Items from a data source
***

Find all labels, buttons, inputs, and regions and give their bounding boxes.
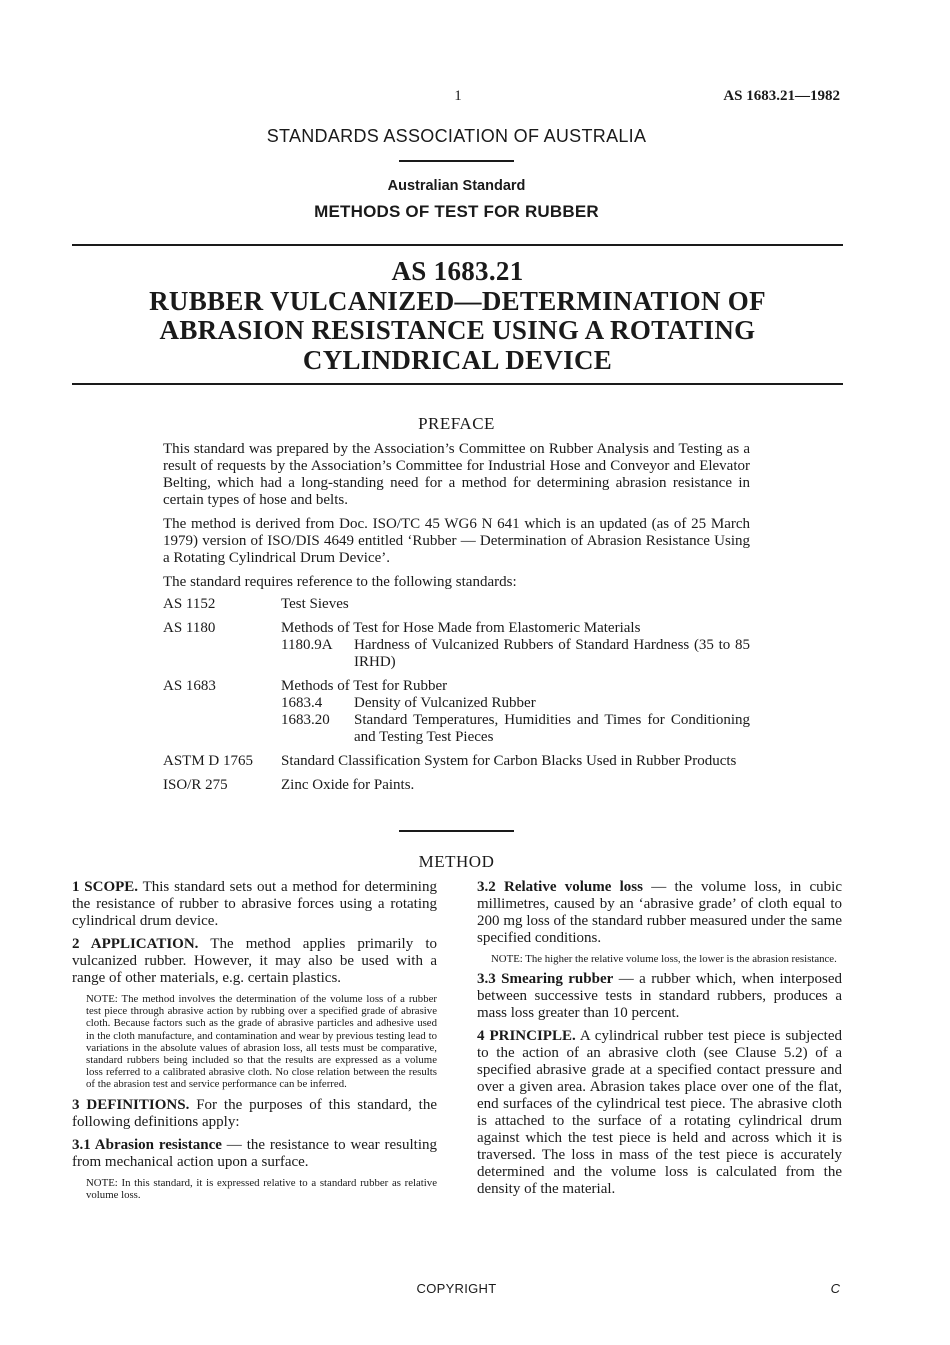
title-line-1: RUBBER VULCANIZED—DETERMINATION OF bbox=[149, 285, 766, 316]
reference-list bbox=[163, 596, 750, 801]
reference-row bbox=[163, 678, 750, 746]
note: NOTE: The higher the relative volume loss, the lower is the abrasion resistance. bbox=[491, 953, 837, 965]
definition-text: — a rubber which, when interposed between successive tests in standard rubbers, produces a mass loss greater than 10 percent. bbox=[477, 971, 842, 1022]
clause-principle bbox=[477, 1028, 842, 1198]
reference-code: AS 1180 bbox=[163, 620, 216, 636]
reference-code: ISO/R 275 bbox=[163, 777, 228, 793]
definition-term: 3.3 Smearing rubber bbox=[477, 971, 614, 988]
reference-row bbox=[163, 596, 750, 613]
reference-code: ASTM D 1765 bbox=[163, 753, 254, 769]
note: NOTE: In this standard, it is expressed relative to a standard rubber as relative volume loss. bbox=[86, 1176, 437, 1201]
sub-reference-title: Hardness of Vulcanized Rubbers of Standard Hardness (35 to 85 IRHD) bbox=[354, 637, 750, 670]
reference-code: AS 1683 bbox=[163, 678, 216, 694]
sub-reference-code: 1683.20 bbox=[281, 712, 330, 728]
clause-heading: 2 APPLICATION. bbox=[72, 936, 199, 952]
sub-reference-code: 1180.9A bbox=[281, 637, 333, 653]
clause-text: The method applies primarily to vulcanized rubber. However, it may also be used with a range of other materials, e.g. certain plastics. bbox=[72, 936, 437, 986]
title-line-2: ABRASION RESISTANCE USING A ROTATING bbox=[159, 315, 756, 345]
sub-reference bbox=[281, 695, 750, 712]
reference-row bbox=[163, 620, 750, 671]
definition-text: — the volume loss, in cubic millimetres, caused by an ‘abrasive grade’ of cloth equal to 200 mg loss of the standard rubber measured under the same specified conditions. bbox=[477, 879, 842, 946]
definition-term: 3.2 Relative volume loss bbox=[477, 879, 643, 895]
definition-3-1 bbox=[72, 1137, 437, 1171]
sub-reference bbox=[281, 637, 750, 671]
clause-text: For the purposes of this standard, the following definitions apply: bbox=[72, 1096, 437, 1130]
title-rule-top bbox=[72, 244, 843, 246]
preface-heading: PREFACE bbox=[418, 414, 495, 433]
clause-heading: 3 DEFINITIONS. bbox=[72, 1096, 190, 1113]
reference-title: Methods of Test for Hose Made from Elastomeric Materials bbox=[281, 620, 641, 636]
preface-text bbox=[163, 441, 750, 598]
preface-paragraph: The method is derived from Doc. ISO/TC 45 WG6 N 641 which is an updated (as of 25 March 1979) version of ISO/DIS 4649 entitled ‘Rubber — Determination of Abrasion Resistance Using a Rotating Cylindrical Drum Device’. bbox=[163, 516, 750, 566]
clause-application bbox=[72, 936, 437, 987]
page-number: 1 bbox=[454, 88, 462, 104]
sub-reference bbox=[281, 712, 750, 746]
reference-title: Test Sieves bbox=[281, 596, 349, 612]
definition-3-3 bbox=[477, 971, 842, 1022]
preface-paragraph: The standard requires reference to the following standards: bbox=[163, 574, 517, 590]
sub-reference-code: 1683.4 bbox=[281, 695, 323, 711]
standard-code: AS 1683.21—1982 bbox=[723, 88, 840, 104]
method-heading: METHOD bbox=[418, 852, 495, 871]
reference-title: Methods of Test for Rubber bbox=[281, 678, 448, 694]
clause-heading: 4 PRINCIPLE. bbox=[477, 1028, 576, 1045]
definition-3-2 bbox=[477, 879, 842, 947]
definition-text: — the resistance to wear resulting from mechanical action upon a surface. bbox=[72, 1136, 437, 1170]
footer-letter: C bbox=[830, 1281, 840, 1296]
clause-text: This standard sets out a method for determining the resistance of rubber to abrasive forces using a rotating cylindrical drum device. bbox=[72, 879, 437, 929]
copyright-footer: COPYRIGHT bbox=[416, 1281, 497, 1296]
clause-definitions bbox=[72, 1097, 437, 1131]
series-label: Australian Standard bbox=[387, 178, 526, 194]
title-line-3: CYLINDRICAL DEVICE bbox=[302, 344, 613, 375]
title-number: AS 1683.21 bbox=[391, 256, 524, 286]
reference-row bbox=[163, 777, 750, 794]
sub-reference-title: Standard Temperatures, Humidities and Times for Conditioning and Testing Test Pieces bbox=[354, 712, 750, 745]
reference-title: Standard Classification System for Carbon Blacks Used in Rubber Products bbox=[281, 753, 737, 769]
clause-scope bbox=[72, 879, 437, 930]
divider bbox=[399, 830, 514, 832]
organization-name: STANDARDS ASSOCIATION OF AUSTRALIA bbox=[266, 126, 647, 146]
clause-heading: 1 SCOPE. bbox=[72, 879, 139, 895]
reference-title: Zinc Oxide for Paints. bbox=[281, 777, 415, 793]
method-column-left bbox=[72, 879, 437, 1207]
sub-reference-title: Density of Vulcanized Rubber bbox=[354, 695, 536, 711]
series-title: METHODS OF TEST FOR RUBBER bbox=[314, 202, 599, 221]
definition-term: 3.1 Abrasion resistance bbox=[72, 1136, 222, 1153]
method-column-right bbox=[477, 879, 842, 1204]
note: NOTE: The method involves the determination of the volume loss of a rubber test piece through abrasive action by rubbing over a specified grade of abrasive cloth. Because factors such as the grade of abrasive particles and adhesive used in the cloth manufacture, and contamination and wear by previous testing lead to variations in the absolute values of abrasion loss, all tests must be comparative, standard rubbers being included so that the results are expressed as a volume loss referred to a calibrated abrasive cloth. No close relation between the results of the abrasion test and service performance can be inferred. bbox=[86, 993, 437, 1091]
document-title bbox=[72, 257, 843, 375]
divider bbox=[399, 160, 514, 162]
reference-code: AS 1152 bbox=[163, 596, 216, 612]
preface-paragraph: This standard was prepared by the Association’s Committee on Rubber Analysis and Testing as a result of requests by the Association’s Committee for Industrial Hose and Conveyor and Elevator Belting, which had a long-standing need for a method for determining abrasion resistance in certain types of hose and belts. bbox=[163, 441, 750, 508]
reference-row bbox=[163, 753, 750, 770]
title-rule-bottom bbox=[72, 383, 843, 385]
clause-text: A cylindrical rubber test piece is subjected to the action of an abrasive cloth (see Clause 5.2) of a specified abrasive grade at a specified contact pressure and over a given area. Abrasion takes place over one of the flat, end surfaces of the cylindrical test piece. The abrasive cloth is attached to the surface of a rotating cylindrical drum against which the test piece is held and across which it is traversed. The loss in mass of the test piece is accurately determined and the volume loss is calculated from the density of the material. bbox=[477, 1028, 842, 1198]
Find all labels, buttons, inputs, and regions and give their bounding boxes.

***

What is expected
Rewrite all the lines above as a JSON list of strings, one string per line, skipping blank lines and leaving out the pictures.

Output for this task
[
  "Find all labels, buttons, inputs, and regions and give their bounding boxes.",
  "title-line-1: RUBBER VULCANIZED—DETERMINATION OF bbox=[149, 285, 766, 316]",
  "reference-list bbox=[163, 596, 750, 801]",
  "reference-row bbox=[163, 678, 750, 746]",
  "note: NOTE: The higher the relative volume loss, the lower is the abrasion resistance. bbox=[491, 953, 837, 965]",
  "definition-text: — a rubber which, when interposed between successive tests in standard rubbers, produces a mass loss greater than 10 percent. bbox=[477, 971, 842, 1022]",
  "clause-principle bbox=[477, 1028, 842, 1198]",
  "reference-code: AS 1180 bbox=[163, 620, 216, 636]",
  "reference-code: ISO/R 275 bbox=[163, 777, 228, 793]",
  "definition-term: 3.3 Smearing rubber bbox=[477, 971, 614, 988]",
  "reference-row bbox=[163, 596, 750, 613]",
  "reference-code: ASTM D 1765 bbox=[163, 753, 254, 769]",
  "note: NOTE: In this standard, it is expressed relative to a standard rubber as relative volume loss. bbox=[86, 1176, 437, 1201]",
  "sub-reference-title: Hardness of Vulcanized Rubbers of Standard Hardness (35 to 85 IRHD) bbox=[354, 637, 750, 670]",
  "reference-code: AS 1683 bbox=[163, 678, 216, 694]",
  "sub-reference-code: 1683.20 bbox=[281, 712, 330, 728]",
  "clause-heading: 2 APPLICATION. bbox=[72, 936, 199, 952]",
  "sub-reference-code: 1180.9A bbox=[281, 637, 333, 653]",
  "clause-text: The method applies primarily to vulcanized rubber. However, it may also be used with a range of other materials, e.g. certain plastics. bbox=[72, 936, 437, 986]",
  "title-line-2: ABRASION RESISTANCE USING A ROTATING bbox=[159, 315, 756, 345]",
  "sub-reference bbox=[281, 695, 750, 712]",
  "reference-row bbox=[163, 620, 750, 671]",
  "definition-text: — the volume loss, in cubic millimetres, caused by an ‘abrasive grade’ of cloth equal to 200 mg loss of the standard rubber measured under the same specified conditions. bbox=[477, 879, 842, 946]",
  "definition-term: 3.2 Relative volume loss bbox=[477, 879, 643, 895]",
  "definition-3-1 bbox=[72, 1137, 437, 1171]",
  "sub-reference bbox=[281, 637, 750, 671]",
  "clause-text: For the purposes of this standard, the following definitions apply: bbox=[72, 1096, 437, 1130]",
  "title-rule-top bbox=[72, 244, 843, 246]",
  "preface-heading: PREFACE bbox=[418, 414, 495, 433]",
  "clause-heading: 3 DEFINITIONS. bbox=[72, 1096, 190, 1113]",
  "reference-title: Methods of Test for Hose Made from Elastomeric Materials bbox=[281, 620, 641, 636]",
  "preface-text bbox=[163, 441, 750, 598]",
  "preface-paragraph: The method is derived from Doc. ISO/TC 45 WG6 N 641 which is an updated (as of 25 March 1979) version of ISO/DIS 4649 entitled ‘Rubber — Determination of Abrasion Resistance Using a Rotating Cylindrical Drum Device’. bbox=[163, 516, 750, 566]",
  "clause-application bbox=[72, 936, 437, 987]",
  "page-number: 1 bbox=[454, 88, 462, 104]",
  "sub-reference bbox=[281, 712, 750, 746]",
  "reference-title: Test Sieves bbox=[281, 596, 349, 612]",
  "definition-3-3 bbox=[477, 971, 842, 1022]",
  "preface-paragraph: The standard requires reference to the following standards: bbox=[163, 574, 517, 590]",
  "sub-reference-code: 1683.4 bbox=[281, 695, 323, 711]",
  "standard-code: AS 1683.21—1982 bbox=[723, 88, 840, 104]",
  "method-heading: METHOD bbox=[418, 852, 495, 871]",
  "reference-title: Methods of Test for Rubber bbox=[281, 678, 448, 694]",
  "clause-heading: 4 PRINCIPLE. bbox=[477, 1028, 576, 1045]",
  "definition-3-2 bbox=[477, 879, 842, 947]",
  "definition-text: — the resistance to wear resulting from mechanical action upon a surface. bbox=[72, 1136, 437, 1170]",
  "footer-letter: C bbox=[830, 1281, 840, 1296]",
  "clause-text: This standard sets out a method for determining the resistance of rubber to abrasive forces using a rotating cylindrical drum device. bbox=[72, 879, 437, 929]",
  "copyright-footer: COPYRIGHT bbox=[416, 1281, 497, 1296]",
  "clause-definitions bbox=[72, 1097, 437, 1131]",
  "series-label: Australian Standard bbox=[387, 178, 526, 194]",
  "title-line-3: CYLINDRICAL DEVICE bbox=[302, 344, 613, 375]",
  "title-number: AS 1683.21 bbox=[391, 256, 524, 286]",
  "reference-row bbox=[163, 777, 750, 794]",
  "sub-reference-title: Standard Temperatures, Humidities and Times for Conditioning and Testing Test Pieces bbox=[354, 712, 750, 745]",
  "reference-title: Standard Classification System for Carbon Blacks Used in Rubber Products bbox=[281, 753, 737, 769]",
  "clause-scope bbox=[72, 879, 437, 930]",
  "divider bbox=[399, 830, 514, 832]",
  "organization-name: STANDARDS ASSOCIATION OF AUSTRALIA bbox=[266, 126, 647, 146]",
  "clause-heading: 1 SCOPE. bbox=[72, 879, 139, 895]",
  "reference-title: Zinc Oxide for Paints. bbox=[281, 777, 415, 793]",
  "method-column-left bbox=[72, 879, 437, 1207]",
  "sub-reference-title: Density of Vulcanized Rubber bbox=[354, 695, 536, 711]",
  "series-title: METHODS OF TEST FOR RUBBER bbox=[314, 202, 599, 221]",
  "definition-term: 3.1 Abrasion resistance bbox=[72, 1136, 222, 1153]",
  "method-column-right bbox=[477, 879, 842, 1204]",
  "note: NOTE: The method involves the determination of the volume loss of a rubber test piece through abrasive action by rubbing over a specified grade of abrasive cloth. Because factors such as the grade of abrasive particles and adhesive used in the cloth manufacture, and contamination and wear by previous testing lead to variations in the absolute values of abrasion loss, all tests must be comparative, standard rubbers being included so that the results are expressed as a volume loss referred to a calibrated abrasive cloth. No close relation between the results of the abrasion test and service performance can be inferred. bbox=[86, 993, 437, 1091]",
  "document-title bbox=[72, 257, 843, 375]",
  "divider bbox=[399, 160, 514, 162]",
  "reference-code: AS 1152 bbox=[163, 596, 216, 612]",
  "preface-paragraph: This standard was prepared by the Association’s Committee on Rubber Analysis and Testing as a result of requests by the Association’s Committee for Industrial Hose and Conveyor and Elevator Belting, which had a long-standing need for a method for determining abrasion resistance in certain types of hose and belts. bbox=[163, 441, 750, 508]",
  "reference-row bbox=[163, 753, 750, 770]",
  "title-rule-bottom bbox=[72, 383, 843, 385]",
  "clause-text: A cylindrical rubber test piece is subjected to the action of an abrasive cloth (see Clause 5.2) of a specified abrasive grade at a specified contact pressure and over a given area. Abrasion takes place over one of the flat, end surfaces of the cylindrical test piece. The abrasive cloth is attached to the surface of a rotating cylindrical drum against which the test piece is held and across which it is traversed. The loss in mass of the test piece is accurately determined and the volume loss is calculated from the density of the material. bbox=[477, 1028, 842, 1198]",
  "Find all labels, buttons, inputs, and regions and give their bounding boxes."
]